[AIM]:
Reproduce all the lines exactly as they stand, apart from the pictures.

[Records from a data source]:
* START *
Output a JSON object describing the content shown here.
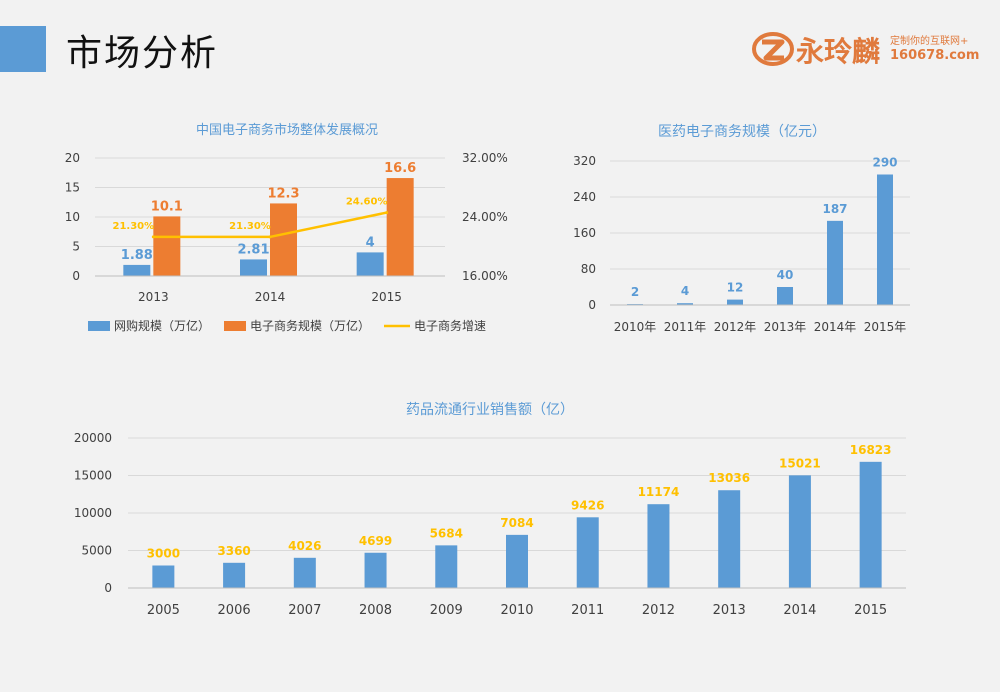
{
  "page": {
    "title": "市场分析"
  },
  "logo": {
    "name": "永玲麟",
    "tagline": "定制你的互联网+",
    "url": "160678.com"
  },
  "colors": {
    "blue": "#5b9bd5",
    "orange": "#ed7d31",
    "gold": "#ffc000",
    "title_blue": "#5b9bd5",
    "accent": "#5b9bd5"
  },
  "chart_data": [
    {
      "type": "bar",
      "title": "中国电子商务市场整体发展概况",
      "categories": [
        "2013",
        "2014",
        "2015"
      ],
      "series": [
        {
          "name": "网购规模（万亿）",
          "kind": "bar",
          "axis": "left",
          "values": [
            1.88,
            2.81,
            4
          ],
          "labels": [
            "1.88",
            "2.81",
            "4"
          ]
        },
        {
          "name": "电子商务规模（万亿）",
          "kind": "bar",
          "axis": "left",
          "values": [
            10.1,
            12.3,
            16.6
          ],
          "labels": [
            "10.1",
            "12.3",
            "16.6"
          ]
        },
        {
          "name": "电子商务增速",
          "kind": "line",
          "axis": "right",
          "values": [
            21.3,
            21.3,
            24.6
          ],
          "labels": [
            "21.30%",
            "21.30%",
            "24.60%"
          ]
        }
      ],
      "ylim": [
        0,
        20
      ],
      "yticks": [
        "0",
        "5",
        "10",
        "15",
        "20"
      ],
      "y2lim": [
        16,
        32
      ],
      "y2ticks": [
        "16.00%",
        "24.00%",
        "32.00%"
      ],
      "legend": "bottom"
    },
    {
      "type": "bar",
      "title": "医药电子商务规模（亿元）",
      "categories": [
        "2010年",
        "2011年",
        "2012年",
        "2013年",
        "2014年",
        "2015年"
      ],
      "values": [
        2,
        4,
        12,
        40,
        187,
        290
      ],
      "labels": [
        "2",
        "4",
        "12",
        "40",
        "187",
        "290"
      ],
      "ylim": [
        0,
        320
      ],
      "yticks": [
        "0",
        "80",
        "160",
        "240",
        "320"
      ]
    },
    {
      "type": "bar",
      "title": "药品流通行业销售额（亿）",
      "categories": [
        "2005",
        "2006",
        "2007",
        "2008",
        "2009",
        "2010",
        "2011",
        "2012",
        "2013",
        "2014",
        "2015"
      ],
      "values": [
        3000,
        3360,
        4026,
        4699,
        5684,
        7084,
        9426,
        11174,
        13036,
        15021,
        16823
      ],
      "labels": [
        "3000",
        "3360",
        "4026",
        "4699",
        "5684",
        "7084",
        "9426",
        "11174",
        "13036",
        "15021",
        "16823"
      ],
      "ylim": [
        0,
        20000
      ],
      "yticks": [
        "0",
        "5000",
        "10000",
        "15000",
        "20000"
      ]
    }
  ]
}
* END *
[ANSWER IN FULL]:
Output a JSON object describing the content shown here.
{
  "page": {
    "title": "市场分析"
  },
  "logo": {
    "name": "永玲麟",
    "tagline": "定制你的互联网+",
    "url": "160678.com"
  },
  "colors": {
    "blue": "#5b9bd5",
    "orange": "#ed7d31",
    "gold": "#ffc000",
    "title_blue": "#5b9bd5",
    "accent": "#5b9bd5"
  },
  "chart_data": [
    {
      "type": "bar",
      "title": "中国电子商务市场整体发展概况",
      "categories": [
        "2013",
        "2014",
        "2015"
      ],
      "series": [
        {
          "name": "网购规模（万亿）",
          "kind": "bar",
          "axis": "left",
          "values": [
            1.88,
            2.81,
            4
          ],
          "labels": [
            "1.88",
            "2.81",
            "4"
          ]
        },
        {
          "name": "电子商务规模（万亿）",
          "kind": "bar",
          "axis": "left",
          "values": [
            10.1,
            12.3,
            16.6
          ],
          "labels": [
            "10.1",
            "12.3",
            "16.6"
          ]
        },
        {
          "name": "电子商务增速",
          "kind": "line",
          "axis": "right",
          "values": [
            21.3,
            21.3,
            24.6
          ],
          "labels": [
            "21.30%",
            "21.30%",
            "24.60%"
          ]
        }
      ],
      "ylim": [
        0,
        20
      ],
      "yticks": [
        "0",
        "5",
        "10",
        "15",
        "20"
      ],
      "y2lim": [
        16,
        32
      ],
      "y2ticks": [
        "16.00%",
        "24.00%",
        "32.00%"
      ],
      "legend": "bottom"
    },
    {
      "type": "bar",
      "title": "医药电子商务规模（亿元）",
      "categories": [
        "2010年",
        "2011年",
        "2012年",
        "2013年",
        "2014年",
        "2015年"
      ],
      "values": [
        2,
        4,
        12,
        40,
        187,
        290
      ],
      "labels": [
        "2",
        "4",
        "12",
        "40",
        "187",
        "290"
      ],
      "ylim": [
        0,
        320
      ],
      "yticks": [
        "0",
        "80",
        "160",
        "240",
        "320"
      ]
    },
    {
      "type": "bar",
      "title": "药品流通行业销售额（亿）",
      "categories": [
        "2005",
        "2006",
        "2007",
        "2008",
        "2009",
        "2010",
        "2011",
        "2012",
        "2013",
        "2014",
        "2015"
      ],
      "values": [
        3000,
        3360,
        4026,
        4699,
        5684,
        7084,
        9426,
        11174,
        13036,
        15021,
        16823
      ],
      "labels": [
        "3000",
        "3360",
        "4026",
        "4699",
        "5684",
        "7084",
        "9426",
        "11174",
        "13036",
        "15021",
        "16823"
      ],
      "ylim": [
        0,
        20000
      ],
      "yticks": [
        "0",
        "5000",
        "10000",
        "15000",
        "20000"
      ]
    }
  ]
}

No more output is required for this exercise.